STATED TASK:
In your copy, reproduce the entries exactly as they are, minus the images.

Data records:
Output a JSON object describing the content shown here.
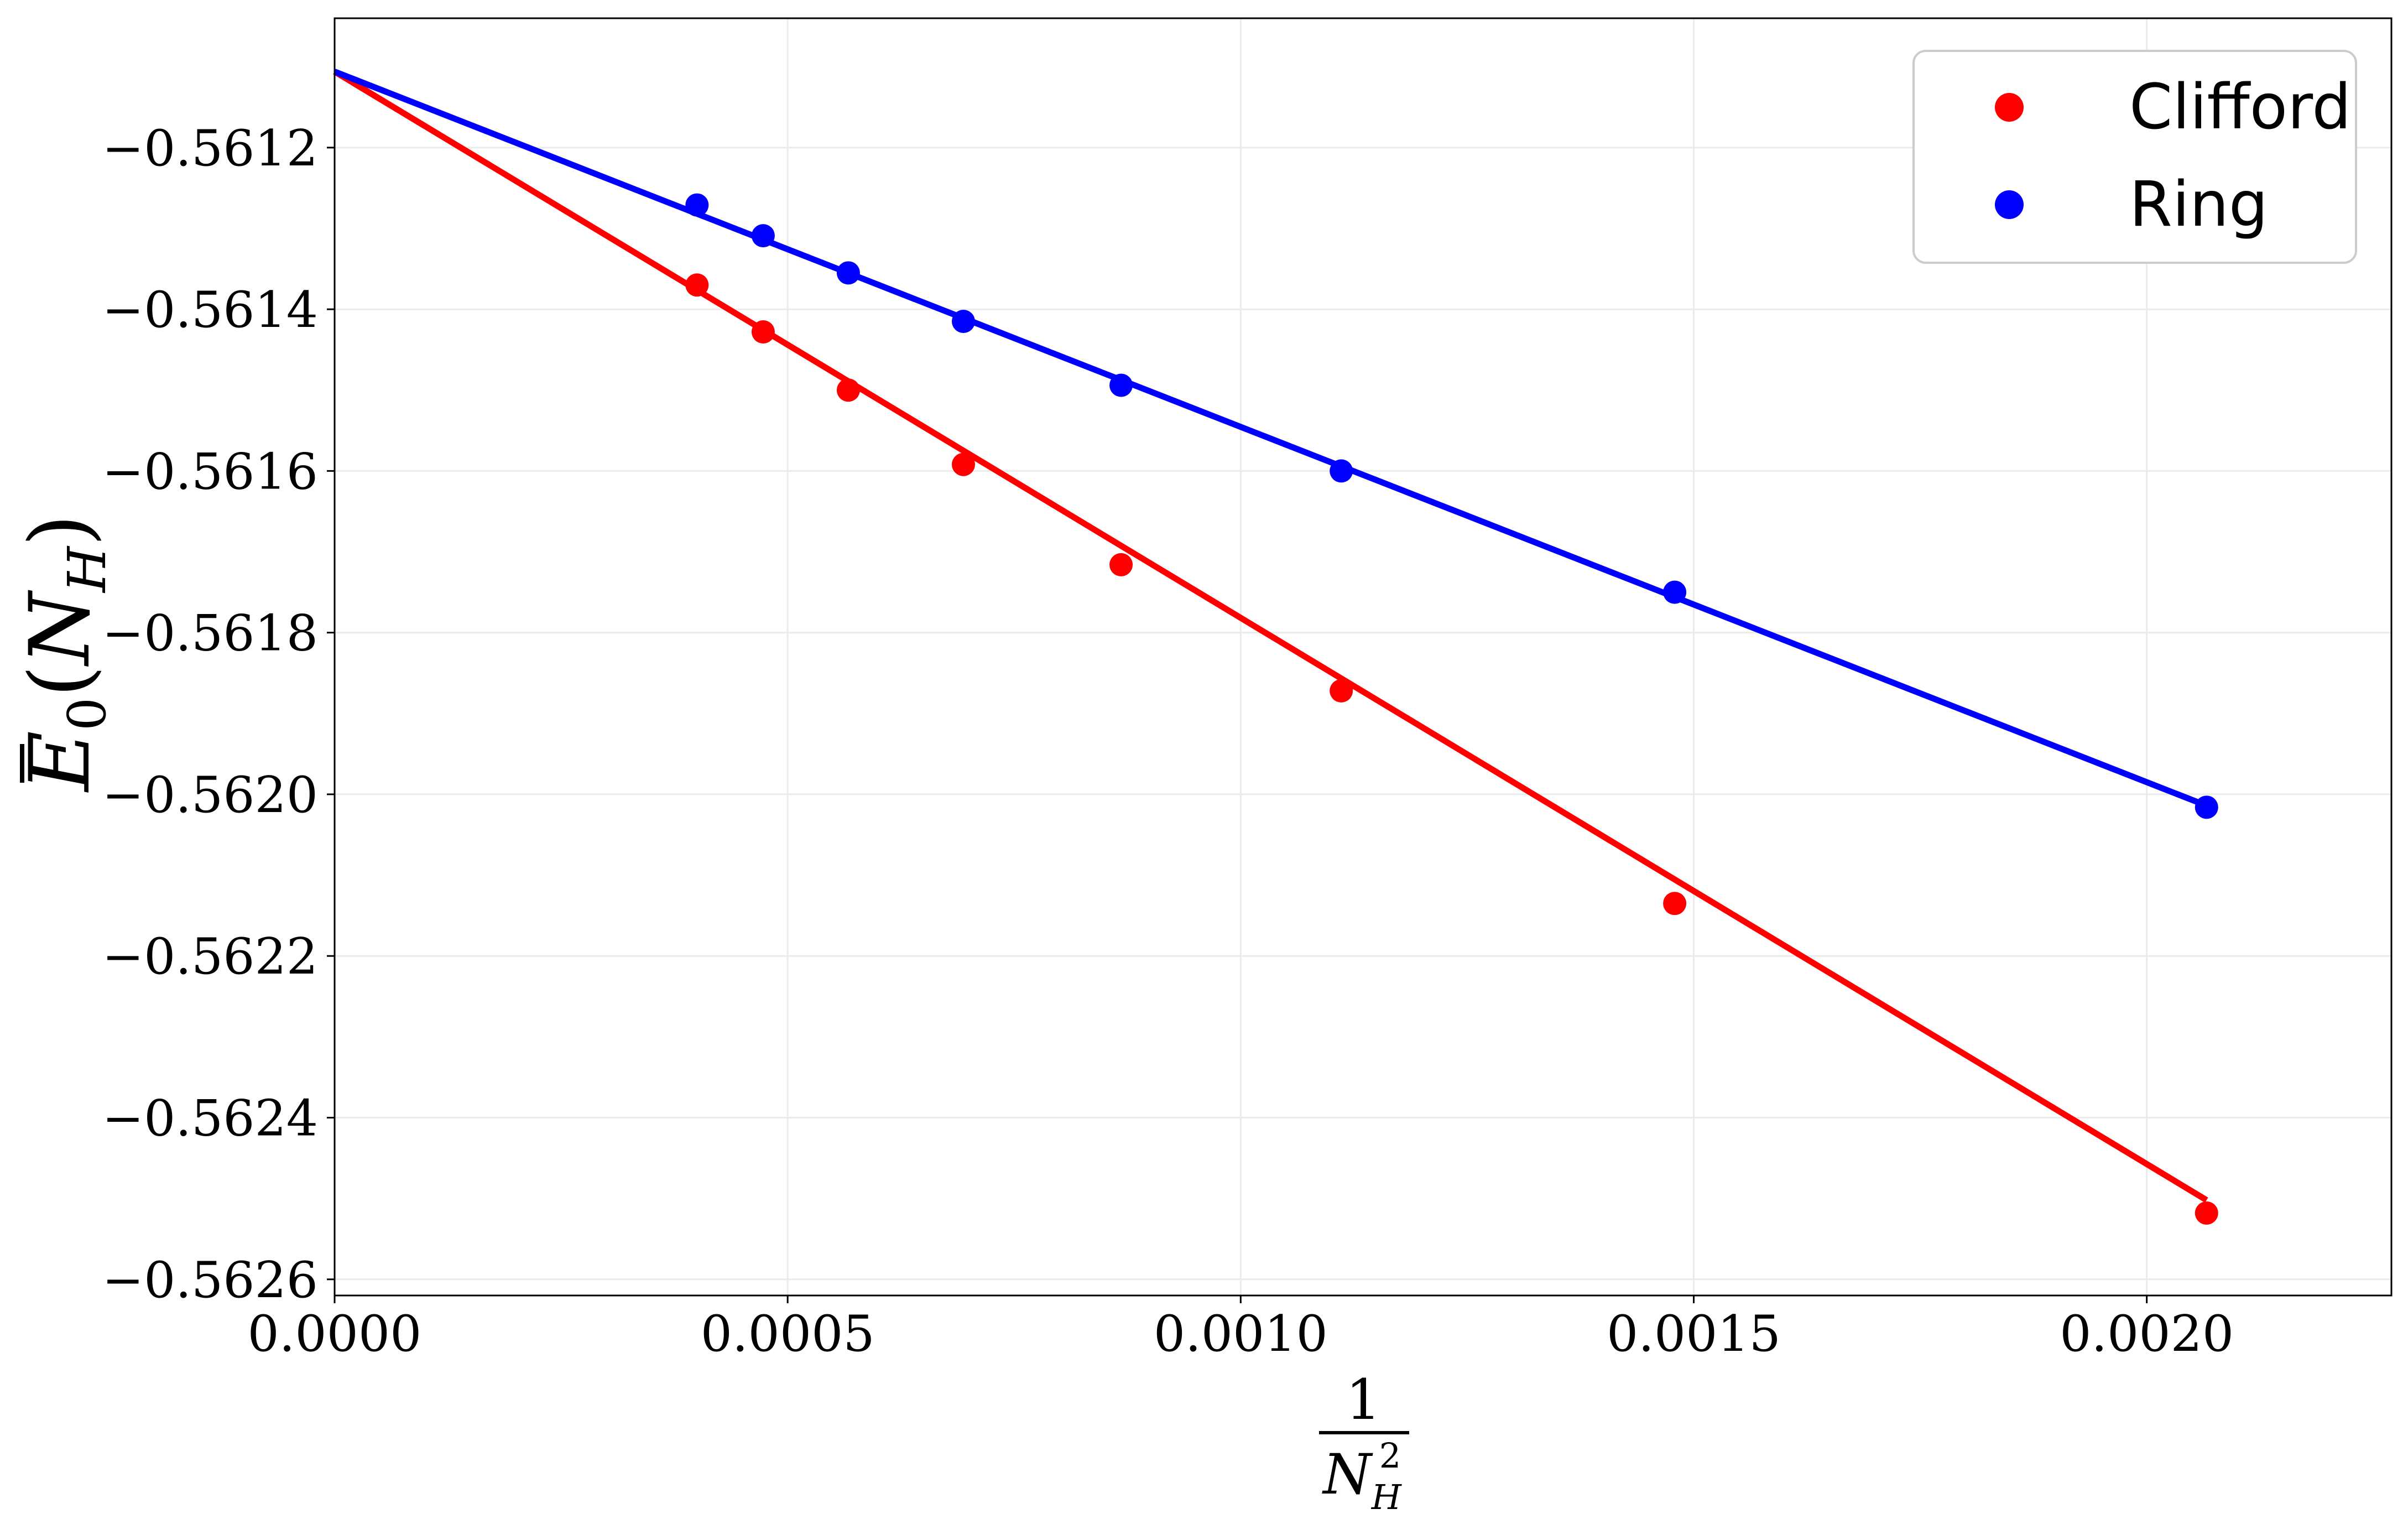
{
  "chart_data": {
    "type": "scatter",
    "xlabel": "1/N_H^2",
    "ylabel": "Ē_0(N_H)",
    "xlim": [
      0,
      0.00227
    ],
    "ylim": [
      -0.56262,
      -0.56104
    ],
    "x_ticks": [
      0.0,
      0.0005,
      0.001,
      0.0015,
      0.002
    ],
    "x_tick_labels": [
      "0.0000",
      "0.0005",
      "0.0010",
      "0.0015",
      "0.0020"
    ],
    "y_ticks": [
      -0.5612,
      -0.5614,
      -0.5616,
      -0.5618,
      -0.562,
      -0.5622,
      -0.5624,
      -0.5626
    ],
    "y_tick_labels": [
      "−0.5612",
      "−0.5614",
      "−0.5616",
      "−0.5618",
      "−0.5620",
      "−0.5622",
      "−0.5624",
      "−0.5626"
    ],
    "grid": true,
    "legend_position": "top-right",
    "series": [
      {
        "name": "Clifford",
        "color": "#ff0000",
        "x": [
          0.0004,
          0.000473,
          0.000567,
          0.000694,
          0.000868,
          0.001111,
          0.001479,
          0.002066
        ],
        "y": [
          -0.56137,
          -0.561428,
          -0.5615,
          -0.561592,
          -0.561716,
          -0.561872,
          -0.562135,
          -0.562518
        ],
        "fit": {
          "x": [
            0.0,
            0.002066
          ],
          "y": [
            -0.561106,
            -0.562502
          ]
        }
      },
      {
        "name": "Ring",
        "color": "#0000ff",
        "x": [
          0.0004,
          0.000473,
          0.000567,
          0.000694,
          0.000868,
          0.001111,
          0.001479,
          0.002066
        ],
        "y": [
          -0.561271,
          -0.561309,
          -0.561355,
          -0.561415,
          -0.561494,
          -0.5616,
          -0.56175,
          -0.562016
        ],
        "fit": {
          "x": [
            0.0,
            0.002066
          ],
          "y": [
            -0.561106,
            -0.562014
          ]
        }
      }
    ]
  }
}
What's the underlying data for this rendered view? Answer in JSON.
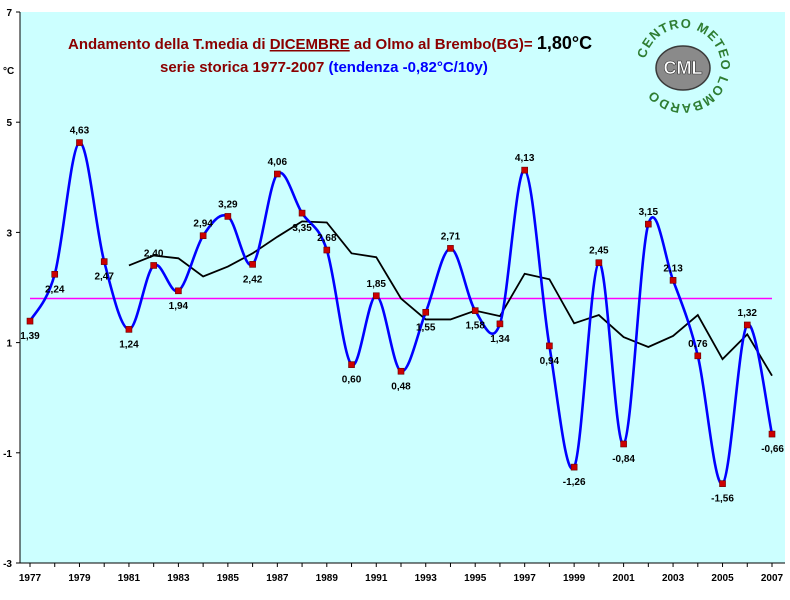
{
  "title": {
    "line1_prefix": "Andamento della T.media di ",
    "line1_month": "DICEMBRE",
    "line1_middle": " ad Olmo al Brembo(BG)= ",
    "line1_mean": "1,80°C",
    "line2_main": "serie storica 1977-2007 ",
    "line2_trend": "(tendenza -0,82°C/10y)"
  },
  "logo": {
    "text_ring": "CENTRO METEO LOMBARDO",
    "text_center": "CML"
  },
  "colors": {
    "plot_background": "#ccffff",
    "main_line": "#0000ff",
    "marker": "#cc0000",
    "moving_average": "#000000",
    "mean_line": "#ff00ff",
    "title_red": "#8b0000",
    "title_blue": "#0000ff",
    "logo_green": "#2e7d32"
  },
  "chart_data": {
    "type": "line",
    "y_axis_unit": "°C",
    "ylim": [
      -3,
      7
    ],
    "y_ticks": [
      -3,
      -1,
      1,
      3,
      5,
      7
    ],
    "x_ticks": [
      1977,
      1979,
      1981,
      1983,
      1985,
      1987,
      1989,
      1991,
      1993,
      1995,
      1997,
      1999,
      2001,
      2003,
      2005,
      2007
    ],
    "grid": false,
    "legend": "none",
    "years": [
      1977,
      1978,
      1979,
      1980,
      1981,
      1982,
      1983,
      1984,
      1985,
      1986,
      1987,
      1988,
      1989,
      1990,
      1991,
      1992,
      1993,
      1994,
      1995,
      1996,
      1997,
      1998,
      1999,
      2000,
      2001,
      2002,
      2003,
      2004,
      2005,
      2006,
      2007
    ],
    "series": [
      {
        "values": [
          1.39,
          2.24,
          4.63,
          2.47,
          1.24,
          2.4,
          1.94,
          2.94,
          3.29,
          2.42,
          4.06,
          3.35,
          2.68,
          0.6,
          1.85,
          0.48,
          1.55,
          2.71,
          1.58,
          1.34,
          4.13,
          0.94,
          -1.26,
          2.45,
          -0.84,
          3.15,
          2.13,
          0.76,
          -1.56,
          1.32,
          -0.66
        ],
        "labels": [
          "1,39",
          "2,24",
          "4,63",
          "2,47",
          "1,24",
          "2,40",
          "1,94",
          "2,94",
          "3,29",
          "2,42",
          "4,06",
          "3,35",
          "2,68",
          "0,60",
          "1,85",
          "0,48",
          "1,55",
          "2,71",
          "1,58",
          "1,34",
          "4,13",
          "0,94",
          "-1,26",
          "2,45",
          "-0,84",
          "3,15",
          "2,13",
          "0,76",
          "-1,56",
          "1,32",
          "-0,66"
        ]
      },
      {
        "x": [
          1981,
          1982,
          1983,
          1984,
          1985,
          1986,
          1987,
          1988,
          1989,
          1990,
          1991,
          1992,
          1993,
          1994,
          1995,
          1996,
          1997,
          1998,
          1999,
          2000,
          2001,
          2002,
          2003,
          2004,
          2005,
          2006,
          2007
        ],
        "values": [
          2.4,
          2.58,
          2.53,
          2.2,
          2.38,
          2.62,
          2.92,
          3.2,
          3.18,
          2.62,
          2.55,
          1.8,
          1.42,
          1.42,
          1.58,
          1.48,
          2.25,
          2.15,
          1.35,
          1.5,
          1.1,
          0.92,
          1.12,
          1.5,
          0.7,
          1.15,
          0.4
        ]
      },
      {
        "x": [
          1977,
          2007
        ],
        "values": [
          1.8,
          1.8
        ]
      }
    ]
  }
}
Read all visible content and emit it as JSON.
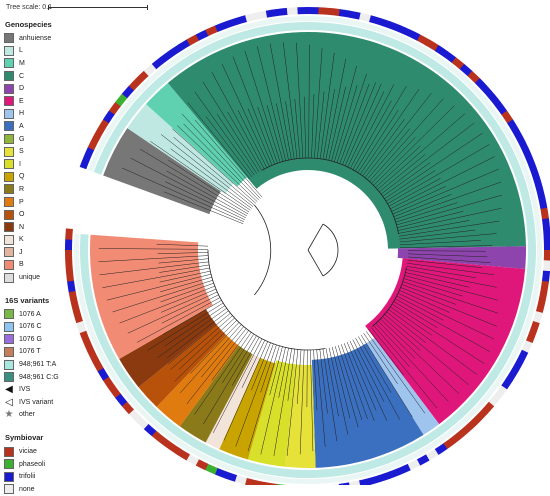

WRITTEN RESPONSE:
Output a JSON object describing the content shown here.
{
  "chart_data": {
    "type": "scatter",
    "xlabel": "1/N_H^2",
    "ylabel": "Ē_0(N_H)",
    "xlim": [
      0,
      0.00227
    ],
    "ylim": [
      -0.56262,
      -0.56104
    ],
    "x_ticks": [
      0.0,
      0.0005,
      0.001,
      0.0015,
      0.002
    ],
    "x_tick_labels": [
      "0.0000",
      "0.0005",
      "0.0010",
      "0.0015",
      "0.0020"
    ],
    "y_ticks": [
      -0.5612,
      -0.5614,
      -0.5616,
      -0.5618,
      -0.562,
      -0.5622,
      -0.5624,
      -0.5626
    ],
    "y_tick_labels": [
      "−0.5612",
      "−0.5614",
      "−0.5616",
      "−0.5618",
      "−0.5620",
      "−0.5622",
      "−0.5624",
      "−0.5626"
    ],
    "grid": true,
    "legend_position": "top-right",
    "series": [
      {
        "name": "Clifford",
        "color": "#ff0000",
        "x": [
          0.0004,
          0.000473,
          0.000567,
          0.000694,
          0.000868,
          0.001111,
          0.001479,
          0.002066
        ],
        "y": [
          -0.56137,
          -0.561428,
          -0.5615,
          -0.561592,
          -0.561716,
          -0.561872,
          -0.562135,
          -0.562518
        ],
        "fit": {
          "x": [
            0.0,
            0.002066
          ],
          "y": [
            -0.561106,
            -0.562502
          ]
        }
      },
      {
        "name": "Ring",
        "color": "#0000ff",
        "x": [
          0.0004,
          0.000473,
          0.000567,
          0.000694,
          0.000868,
          0.001111,
          0.001479,
          0.002066
        ],
        "y": [
          -0.561271,
          -0.561309,
          -0.561355,
          -0.561415,
          -0.561494,
          -0.5616,
          -0.56175,
          -0.562016
        ],
        "fit": {
          "x": [
            0.0,
            0.002066
          ],
          "y": [
            -0.561106,
            -0.562014
          ]
        }
      }
    ]
  }
}
What's the underlying data for this rendered view? Answer in JSON.
{
  "title": {
    "line1_prefix": "Andamento della T.media di ",
    "line1_month": "DICEMBRE",
    "line1_middle": " ad Olmo al Brembo(BG)= ",
    "line1_mean": "1,80°C",
    "line2_main": "serie storica 1977-2007 ",
    "line2_trend": "(tendenza -0,82°C/10y)"
  },
  "logo": {
    "text_ring": "CENTRO METEO LOMBARDO",
    "text_center": "CML"
  },
  "colors": {
    "plot_background": "#ccffff",
    "main_line": "#0000ff",
    "marker": "#cc0000",
    "moving_average": "#000000",
    "mean_line": "#ff00ff",
    "title_red": "#8b0000",
    "title_blue": "#0000ff",
    "logo_green": "#2e7d32"
  },
  "chart_data": {
    "type": "line",
    "y_axis_unit": "°C",
    "ylim": [
      -3,
      7
    ],
    "y_ticks": [
      -3,
      -1,
      1,
      3,
      5,
      7
    ],
    "x_ticks": [
      1977,
      1979,
      1981,
      1983,
      1985,
      1987,
      1989,
      1991,
      1993,
      1995,
      1997,
      1999,
      2001,
      2003,
      2005,
      2007
    ],
    "grid": false,
    "legend": "none",
    "years": [
      1977,
      1978,
      1979,
      1980,
      1981,
      1982,
      1983,
      1984,
      1985,
      1986,
      1987,
      1988,
      1989,
      1990,
      1991,
      1992,
      1993,
      1994,
      1995,
      1996,
      1997,
      1998,
      1999,
      2000,
      2001,
      2002,
      2003,
      2004,
      2005,
      2006,
      2007
    ],
    "series": [
      {
        "values": [
          1.39,
          2.24,
          4.63,
          2.47,
          1.24,
          2.4,
          1.94,
          2.94,
          3.29,
          2.42,
          4.06,
          3.35,
          2.68,
          0.6,
          1.85,
          0.48,
          1.55,
          2.71,
          1.58,
          1.34,
          4.13,
          0.94,
          -1.26,
          2.45,
          -0.84,
          3.15,
          2.13,
          0.76,
          -1.56,
          1.32,
          -0.66
        ],
        "labels": [
          "1,39",
          "2,24",
          "4,63",
          "2,47",
          "1,24",
          "2,40",
          "1,94",
          "2,94",
          "3,29",
          "2,42",
          "4,06",
          "3,35",
          "2,68",
          "0,60",
          "1,85",
          "0,48",
          "1,55",
          "2,71",
          "1,58",
          "1,34",
          "4,13",
          "0,94",
          "-1,26",
          "2,45",
          "-0,84",
          "3,15",
          "2,13",
          "0,76",
          "-1,56",
          "1,32",
          "-0,66"
        ]
      },
      {
        "x": [
          1981,
          1982,
          1983,
          1984,
          1985,
          1986,
          1987,
          1988,
          1989,
          1990,
          1991,
          1992,
          1993,
          1994,
          1995,
          1996,
          1997,
          1998,
          1999,
          2000,
          2001,
          2002,
          2003,
          2004,
          2005,
          2006,
          2007
        ],
        "values": [
          2.4,
          2.58,
          2.53,
          2.2,
          2.38,
          2.62,
          2.92,
          3.2,
          3.18,
          2.62,
          2.55,
          1.8,
          1.42,
          1.42,
          1.58,
          1.48,
          2.25,
          2.15,
          1.35,
          1.5,
          1.1,
          0.92,
          1.12,
          1.5,
          0.7,
          1.15,
          0.4
        ]
      },
      {
        "x": [
          1977,
          2007
        ],
        "values": [
          1.8,
          1.8
        ]
      }
    ]
  }
}
Read all visible content and emit it as JSON.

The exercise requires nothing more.